:: Provided data

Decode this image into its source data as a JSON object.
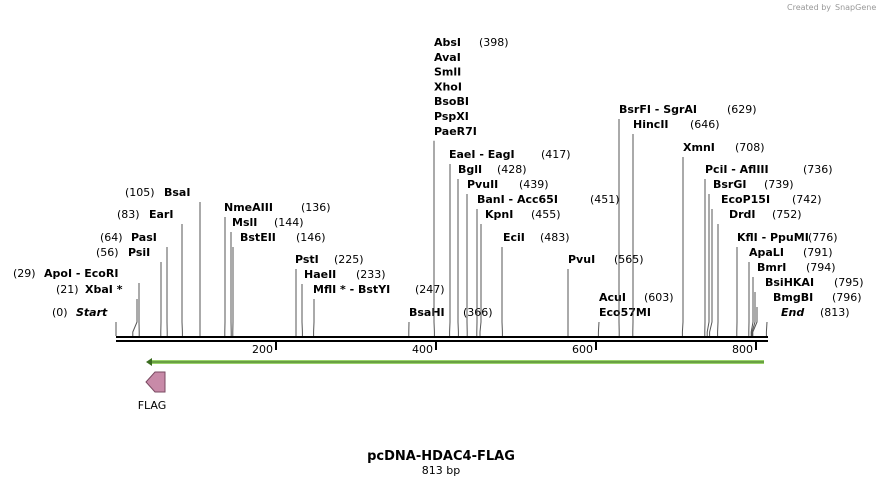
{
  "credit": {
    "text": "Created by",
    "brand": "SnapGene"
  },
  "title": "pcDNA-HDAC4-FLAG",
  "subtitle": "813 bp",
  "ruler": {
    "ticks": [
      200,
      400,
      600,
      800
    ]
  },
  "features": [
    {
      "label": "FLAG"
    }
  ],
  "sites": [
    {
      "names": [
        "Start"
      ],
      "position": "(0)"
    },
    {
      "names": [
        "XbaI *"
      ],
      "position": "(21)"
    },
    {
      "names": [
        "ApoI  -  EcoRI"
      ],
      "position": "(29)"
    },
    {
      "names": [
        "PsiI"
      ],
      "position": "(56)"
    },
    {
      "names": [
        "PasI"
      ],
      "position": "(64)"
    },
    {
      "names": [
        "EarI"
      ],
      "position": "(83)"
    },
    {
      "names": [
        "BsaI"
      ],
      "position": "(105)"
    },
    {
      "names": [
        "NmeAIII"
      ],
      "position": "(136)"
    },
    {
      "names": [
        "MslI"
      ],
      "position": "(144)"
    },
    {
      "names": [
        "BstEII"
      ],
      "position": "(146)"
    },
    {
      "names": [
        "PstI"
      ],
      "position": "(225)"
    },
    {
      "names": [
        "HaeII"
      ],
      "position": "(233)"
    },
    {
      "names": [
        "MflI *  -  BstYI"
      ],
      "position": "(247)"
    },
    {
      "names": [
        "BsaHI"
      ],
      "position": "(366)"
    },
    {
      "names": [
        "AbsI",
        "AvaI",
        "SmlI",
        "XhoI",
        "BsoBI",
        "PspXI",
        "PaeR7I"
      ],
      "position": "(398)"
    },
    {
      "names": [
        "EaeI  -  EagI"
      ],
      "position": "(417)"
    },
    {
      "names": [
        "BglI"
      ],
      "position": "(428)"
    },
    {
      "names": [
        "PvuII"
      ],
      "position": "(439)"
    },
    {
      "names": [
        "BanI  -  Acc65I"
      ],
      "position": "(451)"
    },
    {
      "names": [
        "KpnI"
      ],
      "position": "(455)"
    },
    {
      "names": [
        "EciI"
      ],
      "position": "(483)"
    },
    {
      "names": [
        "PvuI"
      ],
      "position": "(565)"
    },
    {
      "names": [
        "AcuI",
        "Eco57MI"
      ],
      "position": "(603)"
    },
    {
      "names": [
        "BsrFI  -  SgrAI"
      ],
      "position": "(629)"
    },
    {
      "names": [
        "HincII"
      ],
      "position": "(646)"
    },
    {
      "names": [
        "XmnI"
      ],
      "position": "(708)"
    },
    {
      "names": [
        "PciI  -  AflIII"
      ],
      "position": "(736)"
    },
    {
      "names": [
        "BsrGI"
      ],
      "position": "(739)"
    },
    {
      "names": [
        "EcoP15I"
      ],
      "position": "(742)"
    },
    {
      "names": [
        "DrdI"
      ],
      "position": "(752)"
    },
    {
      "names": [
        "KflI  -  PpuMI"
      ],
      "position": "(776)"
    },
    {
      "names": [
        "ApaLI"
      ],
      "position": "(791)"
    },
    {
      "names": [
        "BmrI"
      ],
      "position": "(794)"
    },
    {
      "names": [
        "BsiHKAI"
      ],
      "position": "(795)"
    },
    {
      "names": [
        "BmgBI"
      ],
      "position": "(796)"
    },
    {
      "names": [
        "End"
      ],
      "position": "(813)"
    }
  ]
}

::::

Task brief - Pictures are not part of the copy; reproduce everything else in the records exactly.

Correct response -
Decode this image into its source data as a JSON object.
{
  "credit": {
    "text": "Created by",
    "brand": "SnapGene"
  },
  "title": "pcDNA-HDAC4-FLAG",
  "subtitle": "813 bp",
  "ruler": {
    "ticks": [
      200,
      400,
      600,
      800
    ]
  },
  "features": [
    {
      "label": "FLAG"
    }
  ],
  "sites": [
    {
      "names": [
        "Start"
      ],
      "position": "(0)"
    },
    {
      "names": [
        "XbaI *"
      ],
      "position": "(21)"
    },
    {
      "names": [
        "ApoI  -  EcoRI"
      ],
      "position": "(29)"
    },
    {
      "names": [
        "PsiI"
      ],
      "position": "(56)"
    },
    {
      "names": [
        "PasI"
      ],
      "position": "(64)"
    },
    {
      "names": [
        "EarI"
      ],
      "position": "(83)"
    },
    {
      "names": [
        "BsaI"
      ],
      "position": "(105)"
    },
    {
      "names": [
        "NmeAIII"
      ],
      "position": "(136)"
    },
    {
      "names": [
        "MslI"
      ],
      "position": "(144)"
    },
    {
      "names": [
        "BstEII"
      ],
      "position": "(146)"
    },
    {
      "names": [
        "PstI"
      ],
      "position": "(225)"
    },
    {
      "names": [
        "HaeII"
      ],
      "position": "(233)"
    },
    {
      "names": [
        "MflI *  -  BstYI"
      ],
      "position": "(247)"
    },
    {
      "names": [
        "BsaHI"
      ],
      "position": "(366)"
    },
    {
      "names": [
        "AbsI",
        "AvaI",
        "SmlI",
        "XhoI",
        "BsoBI",
        "PspXI",
        "PaeR7I"
      ],
      "position": "(398)"
    },
    {
      "names": [
        "EaeI  -  EagI"
      ],
      "position": "(417)"
    },
    {
      "names": [
        "BglI"
      ],
      "position": "(428)"
    },
    {
      "names": [
        "PvuII"
      ],
      "position": "(439)"
    },
    {
      "names": [
        "BanI  -  Acc65I"
      ],
      "position": "(451)"
    },
    {
      "names": [
        "KpnI"
      ],
      "position": "(455)"
    },
    {
      "names": [
        "EciI"
      ],
      "position": "(483)"
    },
    {
      "names": [
        "PvuI"
      ],
      "position": "(565)"
    },
    {
      "names": [
        "AcuI",
        "Eco57MI"
      ],
      "position": "(603)"
    },
    {
      "names": [
        "BsrFI  -  SgrAI"
      ],
      "position": "(629)"
    },
    {
      "names": [
        "HincII"
      ],
      "position": "(646)"
    },
    {
      "names": [
        "XmnI"
      ],
      "position": "(708)"
    },
    {
      "names": [
        "PciI  -  AflIII"
      ],
      "position": "(736)"
    },
    {
      "names": [
        "BsrGI"
      ],
      "position": "(739)"
    },
    {
      "names": [
        "EcoP15I"
      ],
      "position": "(742)"
    },
    {
      "names": [
        "DrdI"
      ],
      "position": "(752)"
    },
    {
      "names": [
        "KflI  -  PpuMI"
      ],
      "position": "(776)"
    },
    {
      "names": [
        "ApaLI"
      ],
      "position": "(791)"
    },
    {
      "names": [
        "BmrI"
      ],
      "position": "(794)"
    },
    {
      "names": [
        "BsiHKAI"
      ],
      "position": "(795)"
    },
    {
      "names": [
        "BmgBI"
      ],
      "position": "(796)"
    },
    {
      "names": [
        "End"
      ],
      "position": "(813)"
    }
  ]
}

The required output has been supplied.